> _WRITTEN EXERCISE_:
Copy every line of the material below word for word.
--- Start ---
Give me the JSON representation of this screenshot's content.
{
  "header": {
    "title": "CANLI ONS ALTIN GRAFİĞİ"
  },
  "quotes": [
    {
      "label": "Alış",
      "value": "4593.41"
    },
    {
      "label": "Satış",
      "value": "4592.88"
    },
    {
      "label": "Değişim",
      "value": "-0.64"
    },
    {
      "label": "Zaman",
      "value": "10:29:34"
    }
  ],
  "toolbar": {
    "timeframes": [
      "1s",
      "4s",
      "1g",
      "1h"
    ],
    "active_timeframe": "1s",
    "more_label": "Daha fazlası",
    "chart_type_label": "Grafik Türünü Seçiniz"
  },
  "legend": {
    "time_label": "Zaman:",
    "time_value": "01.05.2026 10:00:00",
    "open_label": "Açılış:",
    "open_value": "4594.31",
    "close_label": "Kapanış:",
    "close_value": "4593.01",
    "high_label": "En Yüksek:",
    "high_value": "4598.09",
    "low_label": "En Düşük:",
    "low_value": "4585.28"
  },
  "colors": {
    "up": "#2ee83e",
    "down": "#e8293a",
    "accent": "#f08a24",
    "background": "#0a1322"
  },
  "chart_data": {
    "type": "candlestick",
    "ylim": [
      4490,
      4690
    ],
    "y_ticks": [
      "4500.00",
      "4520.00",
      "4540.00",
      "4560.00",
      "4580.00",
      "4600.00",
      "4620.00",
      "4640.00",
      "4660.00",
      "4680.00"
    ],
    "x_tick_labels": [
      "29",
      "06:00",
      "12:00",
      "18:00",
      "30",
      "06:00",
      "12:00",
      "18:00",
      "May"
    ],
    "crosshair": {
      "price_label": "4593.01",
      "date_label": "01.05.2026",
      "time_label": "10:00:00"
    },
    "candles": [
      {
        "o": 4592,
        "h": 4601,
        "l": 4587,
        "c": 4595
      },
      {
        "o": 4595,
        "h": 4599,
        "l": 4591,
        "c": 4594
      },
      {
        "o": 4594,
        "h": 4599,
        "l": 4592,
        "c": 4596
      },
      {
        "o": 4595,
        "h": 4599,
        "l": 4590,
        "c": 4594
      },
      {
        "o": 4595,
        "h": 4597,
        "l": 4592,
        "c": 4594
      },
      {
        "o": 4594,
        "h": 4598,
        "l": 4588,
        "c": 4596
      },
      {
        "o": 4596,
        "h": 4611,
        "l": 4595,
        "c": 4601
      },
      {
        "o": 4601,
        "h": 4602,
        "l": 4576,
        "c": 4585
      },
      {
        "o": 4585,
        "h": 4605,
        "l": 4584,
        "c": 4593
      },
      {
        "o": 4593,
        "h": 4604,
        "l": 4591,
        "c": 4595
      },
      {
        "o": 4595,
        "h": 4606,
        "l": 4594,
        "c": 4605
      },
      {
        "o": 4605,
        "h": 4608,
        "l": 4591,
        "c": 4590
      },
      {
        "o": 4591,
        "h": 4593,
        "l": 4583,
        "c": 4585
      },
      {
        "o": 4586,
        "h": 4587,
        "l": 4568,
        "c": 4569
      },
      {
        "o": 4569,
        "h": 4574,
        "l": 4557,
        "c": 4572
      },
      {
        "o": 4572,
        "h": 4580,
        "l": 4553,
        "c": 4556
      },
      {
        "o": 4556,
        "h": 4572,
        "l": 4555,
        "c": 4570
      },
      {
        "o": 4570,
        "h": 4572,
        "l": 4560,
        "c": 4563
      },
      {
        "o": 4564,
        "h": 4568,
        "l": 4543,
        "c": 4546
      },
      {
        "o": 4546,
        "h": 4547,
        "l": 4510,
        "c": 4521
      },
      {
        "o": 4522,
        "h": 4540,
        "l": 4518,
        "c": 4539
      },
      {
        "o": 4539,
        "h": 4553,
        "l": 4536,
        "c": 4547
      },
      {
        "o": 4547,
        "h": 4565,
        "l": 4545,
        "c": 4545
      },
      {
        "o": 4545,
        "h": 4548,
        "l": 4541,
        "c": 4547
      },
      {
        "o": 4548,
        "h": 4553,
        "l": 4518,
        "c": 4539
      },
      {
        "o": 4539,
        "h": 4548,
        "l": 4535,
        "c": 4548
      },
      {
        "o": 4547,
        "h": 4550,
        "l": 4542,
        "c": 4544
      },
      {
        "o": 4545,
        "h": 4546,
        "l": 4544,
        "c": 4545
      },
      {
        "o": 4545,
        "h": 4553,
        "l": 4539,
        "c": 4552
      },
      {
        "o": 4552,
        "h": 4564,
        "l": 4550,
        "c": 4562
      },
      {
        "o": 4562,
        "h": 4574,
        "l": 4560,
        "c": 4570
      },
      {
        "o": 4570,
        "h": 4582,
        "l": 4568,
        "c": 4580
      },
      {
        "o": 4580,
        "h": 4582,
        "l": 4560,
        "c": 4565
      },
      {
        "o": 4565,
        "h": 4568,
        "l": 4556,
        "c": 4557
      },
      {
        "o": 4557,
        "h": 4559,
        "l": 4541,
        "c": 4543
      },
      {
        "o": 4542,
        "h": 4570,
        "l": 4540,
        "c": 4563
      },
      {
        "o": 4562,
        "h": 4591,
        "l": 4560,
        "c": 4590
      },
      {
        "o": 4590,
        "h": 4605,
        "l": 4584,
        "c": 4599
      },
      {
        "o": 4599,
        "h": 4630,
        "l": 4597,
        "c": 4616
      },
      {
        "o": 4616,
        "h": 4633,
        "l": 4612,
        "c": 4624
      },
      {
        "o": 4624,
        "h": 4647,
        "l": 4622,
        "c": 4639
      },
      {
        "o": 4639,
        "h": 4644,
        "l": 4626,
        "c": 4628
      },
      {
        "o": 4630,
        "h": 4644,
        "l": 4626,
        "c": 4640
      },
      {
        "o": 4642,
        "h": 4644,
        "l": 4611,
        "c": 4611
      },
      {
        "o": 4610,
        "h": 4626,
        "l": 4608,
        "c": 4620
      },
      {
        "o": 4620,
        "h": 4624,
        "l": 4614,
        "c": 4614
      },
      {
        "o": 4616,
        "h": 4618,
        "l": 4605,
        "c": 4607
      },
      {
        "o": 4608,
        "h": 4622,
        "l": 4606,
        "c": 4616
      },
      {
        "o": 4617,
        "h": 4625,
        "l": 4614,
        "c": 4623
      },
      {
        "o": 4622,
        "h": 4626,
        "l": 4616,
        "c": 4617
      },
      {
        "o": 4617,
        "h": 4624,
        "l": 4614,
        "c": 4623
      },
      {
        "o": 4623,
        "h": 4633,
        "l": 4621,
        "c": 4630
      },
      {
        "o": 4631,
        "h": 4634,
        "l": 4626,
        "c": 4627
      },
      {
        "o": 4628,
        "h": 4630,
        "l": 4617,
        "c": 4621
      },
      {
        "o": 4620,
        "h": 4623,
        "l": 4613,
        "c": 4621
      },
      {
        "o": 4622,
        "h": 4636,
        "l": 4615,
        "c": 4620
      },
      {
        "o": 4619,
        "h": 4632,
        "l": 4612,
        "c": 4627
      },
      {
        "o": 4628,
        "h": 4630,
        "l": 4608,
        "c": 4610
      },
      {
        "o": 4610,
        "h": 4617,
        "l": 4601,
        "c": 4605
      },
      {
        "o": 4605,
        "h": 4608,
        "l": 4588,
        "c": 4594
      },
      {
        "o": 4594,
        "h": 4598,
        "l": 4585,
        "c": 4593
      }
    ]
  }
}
--- End ---
> _FINAL RESULT_:
Give me the JSON representation of this screenshot's content.
{
  "header": {
    "title": "CANLI ONS ALTIN GRAFİĞİ"
  },
  "quotes": [
    {
      "label": "Alış",
      "value": "4593.41"
    },
    {
      "label": "Satış",
      "value": "4592.88"
    },
    {
      "label": "Değişim",
      "value": "-0.64"
    },
    {
      "label": "Zaman",
      "value": "10:29:34"
    }
  ],
  "toolbar": {
    "timeframes": [
      "1s",
      "4s",
      "1g",
      "1h"
    ],
    "active_timeframe": "1s",
    "more_label": "Daha fazlası",
    "chart_type_label": "Grafik Türünü Seçiniz"
  },
  "legend": {
    "time_label": "Zaman:",
    "time_value": "01.05.2026 10:00:00",
    "open_label": "Açılış:",
    "open_value": "4594.31",
    "close_label": "Kapanış:",
    "close_value": "4593.01",
    "high_label": "En Yüksek:",
    "high_value": "4598.09",
    "low_label": "En Düşük:",
    "low_value": "4585.28"
  },
  "colors": {
    "up": "#2ee83e",
    "down": "#e8293a",
    "accent": "#f08a24",
    "background": "#0a1322"
  },
  "chart_data": {
    "type": "candlestick",
    "ylim": [
      4490,
      4690
    ],
    "y_ticks": [
      "4500.00",
      "4520.00",
      "4540.00",
      "4560.00",
      "4580.00",
      "4600.00",
      "4620.00",
      "4640.00",
      "4660.00",
      "4680.00"
    ],
    "x_tick_labels": [
      "29",
      "06:00",
      "12:00",
      "18:00",
      "30",
      "06:00",
      "12:00",
      "18:00",
      "May"
    ],
    "crosshair": {
      "price_label": "4593.01",
      "date_label": "01.05.2026",
      "time_label": "10:00:00"
    },
    "candles": [
      {
        "o": 4592,
        "h": 4601,
        "l": 4587,
        "c": 4595
      },
      {
        "o": 4595,
        "h": 4599,
        "l": 4591,
        "c": 4594
      },
      {
        "o": 4594,
        "h": 4599,
        "l": 4592,
        "c": 4596
      },
      {
        "o": 4595,
        "h": 4599,
        "l": 4590,
        "c": 4594
      },
      {
        "o": 4595,
        "h": 4597,
        "l": 4592,
        "c": 4594
      },
      {
        "o": 4594,
        "h": 4598,
        "l": 4588,
        "c": 4596
      },
      {
        "o": 4596,
        "h": 4611,
        "l": 4595,
        "c": 4601
      },
      {
        "o": 4601,
        "h": 4602,
        "l": 4576,
        "c": 4585
      },
      {
        "o": 4585,
        "h": 4605,
        "l": 4584,
        "c": 4593
      },
      {
        "o": 4593,
        "h": 4604,
        "l": 4591,
        "c": 4595
      },
      {
        "o": 4595,
        "h": 4606,
        "l": 4594,
        "c": 4605
      },
      {
        "o": 4605,
        "h": 4608,
        "l": 4591,
        "c": 4590
      },
      {
        "o": 4591,
        "h": 4593,
        "l": 4583,
        "c": 4585
      },
      {
        "o": 4586,
        "h": 4587,
        "l": 4568,
        "c": 4569
      },
      {
        "o": 4569,
        "h": 4574,
        "l": 4557,
        "c": 4572
      },
      {
        "o": 4572,
        "h": 4580,
        "l": 4553,
        "c": 4556
      },
      {
        "o": 4556,
        "h": 4572,
        "l": 4555,
        "c": 4570
      },
      {
        "o": 4570,
        "h": 4572,
        "l": 4560,
        "c": 4563
      },
      {
        "o": 4564,
        "h": 4568,
        "l": 4543,
        "c": 4546
      },
      {
        "o": 4546,
        "h": 4547,
        "l": 4510,
        "c": 4521
      },
      {
        "o": 4522,
        "h": 4540,
        "l": 4518,
        "c": 4539
      },
      {
        "o": 4539,
        "h": 4553,
        "l": 4536,
        "c": 4547
      },
      {
        "o": 4547,
        "h": 4565,
        "l": 4545,
        "c": 4545
      },
      {
        "o": 4545,
        "h": 4548,
        "l": 4541,
        "c": 4547
      },
      {
        "o": 4548,
        "h": 4553,
        "l": 4518,
        "c": 4539
      },
      {
        "o": 4539,
        "h": 4548,
        "l": 4535,
        "c": 4548
      },
      {
        "o": 4547,
        "h": 4550,
        "l": 4542,
        "c": 4544
      },
      {
        "o": 4545,
        "h": 4546,
        "l": 4544,
        "c": 4545
      },
      {
        "o": 4545,
        "h": 4553,
        "l": 4539,
        "c": 4552
      },
      {
        "o": 4552,
        "h": 4564,
        "l": 4550,
        "c": 4562
      },
      {
        "o": 4562,
        "h": 4574,
        "l": 4560,
        "c": 4570
      },
      {
        "o": 4570,
        "h": 4582,
        "l": 4568,
        "c": 4580
      },
      {
        "o": 4580,
        "h": 4582,
        "l": 4560,
        "c": 4565
      },
      {
        "o": 4565,
        "h": 4568,
        "l": 4556,
        "c": 4557
      },
      {
        "o": 4557,
        "h": 4559,
        "l": 4541,
        "c": 4543
      },
      {
        "o": 4542,
        "h": 4570,
        "l": 4540,
        "c": 4563
      },
      {
        "o": 4562,
        "h": 4591,
        "l": 4560,
        "c": 4590
      },
      {
        "o": 4590,
        "h": 4605,
        "l": 4584,
        "c": 4599
      },
      {
        "o": 4599,
        "h": 4630,
        "l": 4597,
        "c": 4616
      },
      {
        "o": 4616,
        "h": 4633,
        "l": 4612,
        "c": 4624
      },
      {
        "o": 4624,
        "h": 4647,
        "l": 4622,
        "c": 4639
      },
      {
        "o": 4639,
        "h": 4644,
        "l": 4626,
        "c": 4628
      },
      {
        "o": 4630,
        "h": 4644,
        "l": 4626,
        "c": 4640
      },
      {
        "o": 4642,
        "h": 4644,
        "l": 4611,
        "c": 4611
      },
      {
        "o": 4610,
        "h": 4626,
        "l": 4608,
        "c": 4620
      },
      {
        "o": 4620,
        "h": 4624,
        "l": 4614,
        "c": 4614
      },
      {
        "o": 4616,
        "h": 4618,
        "l": 4605,
        "c": 4607
      },
      {
        "o": 4608,
        "h": 4622,
        "l": 4606,
        "c": 4616
      },
      {
        "o": 4617,
        "h": 4625,
        "l": 4614,
        "c": 4623
      },
      {
        "o": 4622,
        "h": 4626,
        "l": 4616,
        "c": 4617
      },
      {
        "o": 4617,
        "h": 4624,
        "l": 4614,
        "c": 4623
      },
      {
        "o": 4623,
        "h": 4633,
        "l": 4621,
        "c": 4630
      },
      {
        "o": 4631,
        "h": 4634,
        "l": 4626,
        "c": 4627
      },
      {
        "o": 4628,
        "h": 4630,
        "l": 4617,
        "c": 4621
      },
      {
        "o": 4620,
        "h": 4623,
        "l": 4613,
        "c": 4621
      },
      {
        "o": 4622,
        "h": 4636,
        "l": 4615,
        "c": 4620
      },
      {
        "o": 4619,
        "h": 4632,
        "l": 4612,
        "c": 4627
      },
      {
        "o": 4628,
        "h": 4630,
        "l": 4608,
        "c": 4610
      },
      {
        "o": 4610,
        "h": 4617,
        "l": 4601,
        "c": 4605
      },
      {
        "o": 4605,
        "h": 4608,
        "l": 4588,
        "c": 4594
      },
      {
        "o": 4594,
        "h": 4598,
        "l": 4585,
        "c": 4593
      }
    ]
  }
}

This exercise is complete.